The problem >>
State how many lines in the listing below include the word "وتمول". Give nothing but the number.
-- Begin Data rows --
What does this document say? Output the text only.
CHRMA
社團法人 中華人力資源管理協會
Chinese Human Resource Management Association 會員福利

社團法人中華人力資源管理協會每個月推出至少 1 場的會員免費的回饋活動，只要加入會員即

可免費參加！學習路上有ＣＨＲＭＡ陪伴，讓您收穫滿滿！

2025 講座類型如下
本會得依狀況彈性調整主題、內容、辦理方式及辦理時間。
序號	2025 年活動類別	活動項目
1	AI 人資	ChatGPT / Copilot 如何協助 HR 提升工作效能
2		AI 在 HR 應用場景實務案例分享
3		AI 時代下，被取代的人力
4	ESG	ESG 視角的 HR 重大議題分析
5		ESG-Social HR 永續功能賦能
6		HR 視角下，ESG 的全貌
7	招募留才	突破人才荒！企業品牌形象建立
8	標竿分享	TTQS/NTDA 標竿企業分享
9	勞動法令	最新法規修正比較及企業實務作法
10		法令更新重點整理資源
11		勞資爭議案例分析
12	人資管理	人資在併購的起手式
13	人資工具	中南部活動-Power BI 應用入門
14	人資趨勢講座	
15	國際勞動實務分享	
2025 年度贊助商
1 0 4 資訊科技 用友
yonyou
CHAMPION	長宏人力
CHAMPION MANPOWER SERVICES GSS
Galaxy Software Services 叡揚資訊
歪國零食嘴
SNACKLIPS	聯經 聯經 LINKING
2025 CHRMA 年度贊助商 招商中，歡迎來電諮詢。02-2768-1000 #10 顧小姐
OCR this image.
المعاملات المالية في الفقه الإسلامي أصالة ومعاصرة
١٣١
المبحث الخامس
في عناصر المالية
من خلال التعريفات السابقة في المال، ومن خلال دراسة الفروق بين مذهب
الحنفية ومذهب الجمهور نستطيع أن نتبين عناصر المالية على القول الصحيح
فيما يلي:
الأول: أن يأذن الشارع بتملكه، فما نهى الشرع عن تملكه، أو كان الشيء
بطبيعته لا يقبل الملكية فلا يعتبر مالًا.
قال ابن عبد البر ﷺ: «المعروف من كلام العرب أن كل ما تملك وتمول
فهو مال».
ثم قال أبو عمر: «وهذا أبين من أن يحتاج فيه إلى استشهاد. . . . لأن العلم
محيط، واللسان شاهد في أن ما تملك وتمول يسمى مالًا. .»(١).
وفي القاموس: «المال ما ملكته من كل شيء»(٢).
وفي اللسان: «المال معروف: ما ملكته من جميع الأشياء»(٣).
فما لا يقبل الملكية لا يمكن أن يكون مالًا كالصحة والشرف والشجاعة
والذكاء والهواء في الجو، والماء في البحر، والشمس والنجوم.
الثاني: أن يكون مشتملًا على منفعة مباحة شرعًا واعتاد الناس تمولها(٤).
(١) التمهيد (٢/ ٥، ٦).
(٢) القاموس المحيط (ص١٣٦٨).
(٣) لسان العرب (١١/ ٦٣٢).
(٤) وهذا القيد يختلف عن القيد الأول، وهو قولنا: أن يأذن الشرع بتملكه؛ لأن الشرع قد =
-- End Data rows --
Final answer >>
2